- **DATASET ROWS**:

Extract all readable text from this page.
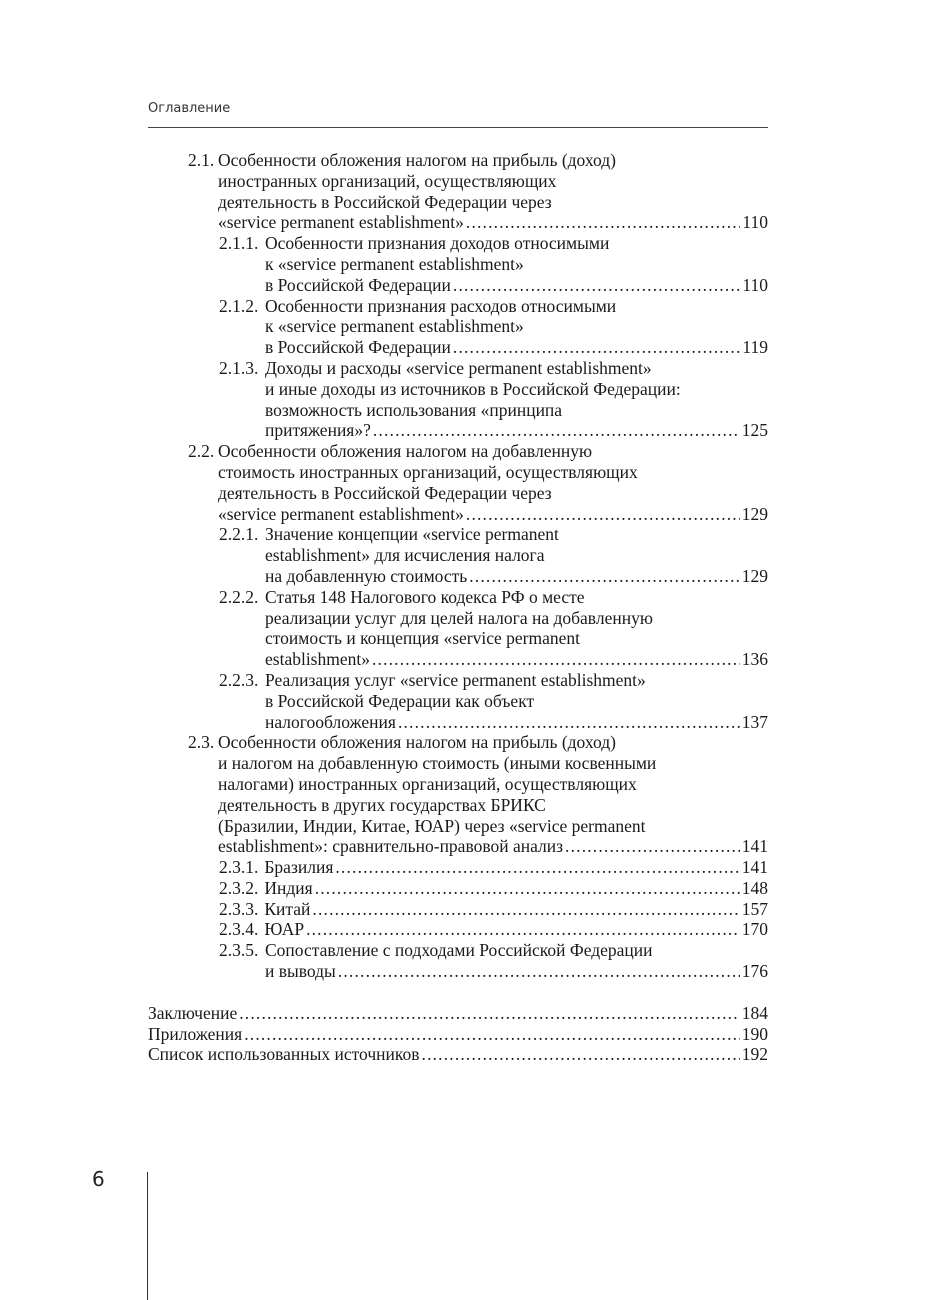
Оглавление
2.1. Особенности обложения налогом на прибыль (доход)
иностранных организаций, осуществляющих
деятельность в Российской Федерации через
«service permanent establishment» . . .	110
2.1.1. Особенности признания доходов относимыми
к «service permanent establishment»
в Российской Федерации . . .	110
2.1.2. Особенности признания расходов относимыми
к «service permanent establishment»
в Российской Федерации . . .	119
2.1.3. Доходы и расходы «service permanent establishment»
и иные доходы из источников в Российской Федерации:
возможность использования «принципа
притяжения»? . . .	125
2.2. Особенности обложения налогом на добавленную
стоимость иностранных организаций, осуществляющих
деятельность в Российской Федерации через
«service permanent establishment» . . .	129
2.2.1. Значение концепции «service permanent
establishment» для исчисления налога
на добавленную стоимость . . .	129
2.2.2. Статья 148 Налогового кодекса РФ о месте
реализации услуг для целей налога на добавленную
стоимость и концепция «service permanent
establishment» . . .	136
2.2.3. Реализация услуг «service permanent establishment»
в Российской Федерации как объект
налогообложения . . .	137
2.3. Особенности обложения налогом на прибыль (доход)
и налогом на добавленную стоимость (иными косвенными
налогами) иностранных организаций, осуществляющих
деятельность в других государствах БРИКС
(Бразилии, Индии, Китае, ЮАР) через «service permanent
establishment»: сравнительно-правовой анализ . . .	141
2.3.1. Бразилия . . .	141
2.3.2. Индия . . .	148
2.3.3. Китай . . .	157
2.3.4. ЮАР . . .	170
2.3.5. Сопоставление с подходами Российской Федерации
и выводы . . .	176
Заключение . . .	184
Приложения . . .	190
Список использованных источников . . .	192
6
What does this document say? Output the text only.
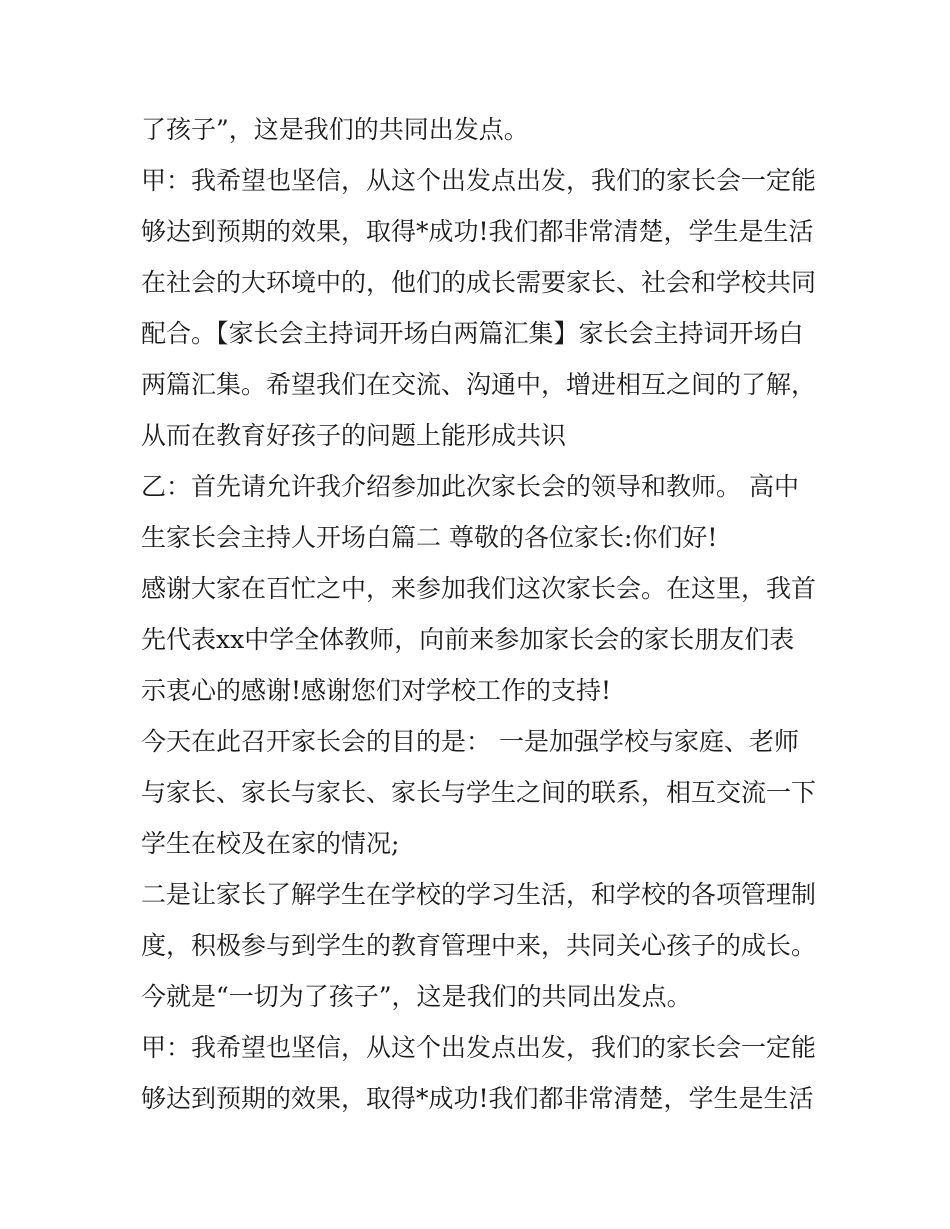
了孩子”，这是我们的共同出发点。
甲：我希望也坚信，从这个出发点出发，我们的家长会一定能
够达到预期的效果，取得*成功!我们都非常清楚，学生是生活
在社会的大环境中的，他们的成长需要家长、社会和学校共同
配合。【家长会主持词开场白两篇汇集】家长会主持词开场白
两篇汇集。希望我们在交流、沟通中，增进相互之间的了解，
从而在教育好孩子的问题上能形成共识
乙：首先请允许我介绍参加此次家长会的领导和教师。 高中
生家长会主持人开场白篇二 尊敬的各位家长:你们好!
感谢大家在百忙之中，来参加我们这次家长会。在这里，我首
先代表xx中学全体教师，向前来参加家长会的家长朋友们表
示衷心的感谢!感谢您们对学校工作的支持!
今天在此召开家长会的目的是： 一是加强学校与家庭、老师
与家长、家长与家长、家长与学生之间的联系，相互交流一下
学生在校及在家的情况;
二是让家长了解学生在学校的学习生活，和学校的各项管理制
度，积极参与到学生的教育管理中来，共同关心孩子的成长。
今就是“一切为了孩子”，这是我们的共同出发点。
甲：我希望也坚信，从这个出发点出发，我们的家长会一定能
够达到预期的效果，取得*成功!我们都非常清楚，学生是生活
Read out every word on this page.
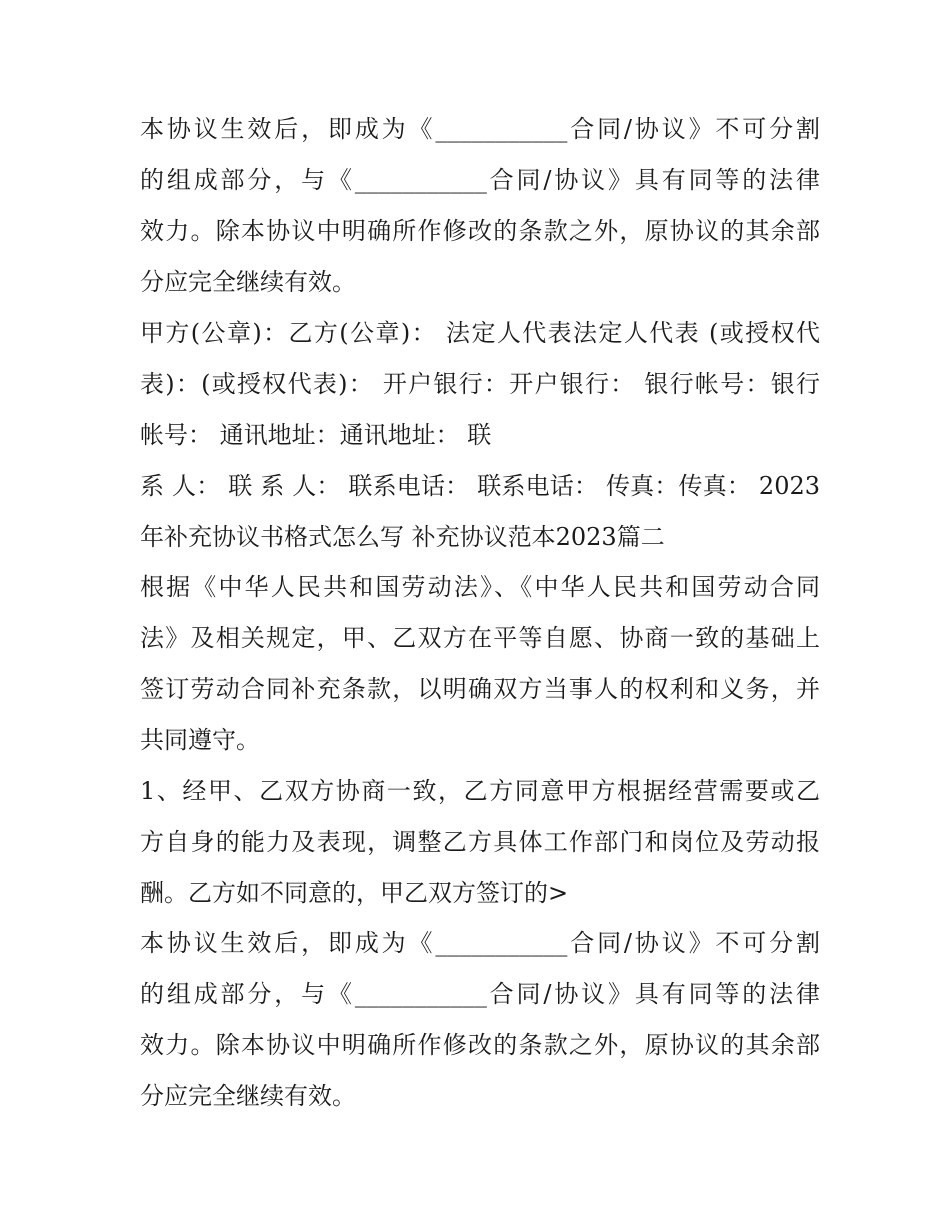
本协议生效后，即成为《___________合同/协议》不可分割
的组成部分，与《___________合同/协议》具有同等的法律
效力。除本协议中明确所作修改的条款之外，原协议的其余部
分应完全继续有效。
甲方(公章)：乙方(公章)： 法定人代表法定人代表 (或授权代
表)：(或授权代表)： 开户银行：开户银行： 银行帐号：银行
帐号： 通讯地址：通讯地址： 联
系 人： 联 系 人： 联系电话： 联系电话： 传真：传真： 2023
年补充协议书格式怎么写 补充协议范本2023篇二
根据《中华人民共和国劳动法》、《中华人民共和国劳动合同
法》及相关规定，甲、乙双方在平等自愿、协商一致的基础上
签订劳动合同补充条款，以明确双方当事人的权利和义务，并
共同遵守。
1、经甲、乙双方协商一致，乙方同意甲方根据经营需要或乙
方自身的能力及表现，调整乙方具体工作部门和岗位及劳动报
酬。乙方如不同意的，甲乙双方签订的>
本协议生效后，即成为《___________合同/协议》不可分割
的组成部分，与《___________合同/协议》具有同等的法律
效力。除本协议中明确所作修改的条款之外，原协议的其余部
分应完全继续有效。
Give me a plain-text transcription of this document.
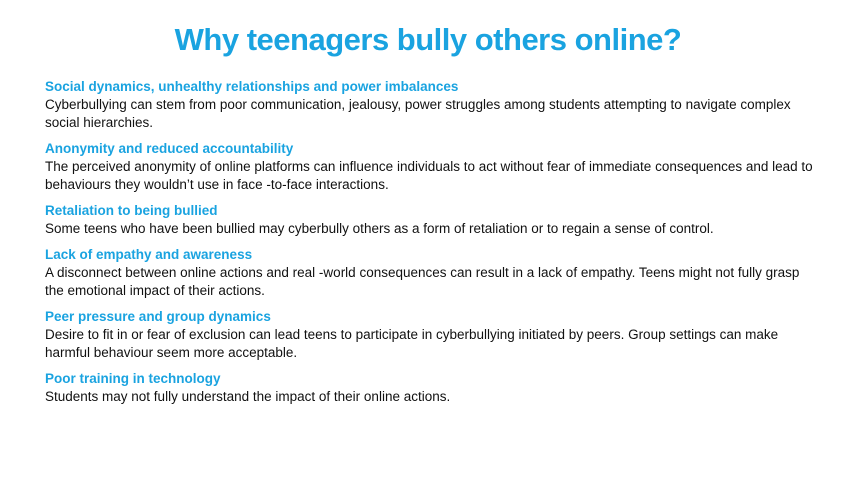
Why teenagers bully others online?

Social dynamics, unhealthy relationships and power imbalances

Cyberbullying can stem from poor communication, jealousy, power struggles among students attempting to navigate complex social hierarchies.

Anonymity and reduced accountability

The perceived anonymity of online platforms can influence individuals to act without fear of immediate consequences and lead to behaviours they wouldn’t use in face -to-face interactions.

Retaliation to being bullied

Some teens who have been bullied may cyberbully others as a form of retaliation or to regain a sense of control.

Lack of empathy and awareness

A disconnect between online actions and real -world consequences can result in a lack of empathy. Teens might not fully grasp the emotional impact of their actions.

Peer pressure and group dynamics

Desire to fit in or fear of exclusion can lead teens to participate in cyberbullying initiated by peers. Group settings can make harmful behaviour seem more acceptable.

Poor training in technology

Students may not fully understand the impact of their online actions.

- **EXERCISE PROMPT**:
Tally the lines of the material above that contain the word "прибыль" and report the total alone.

- **REPLY TO THE TASK**:
2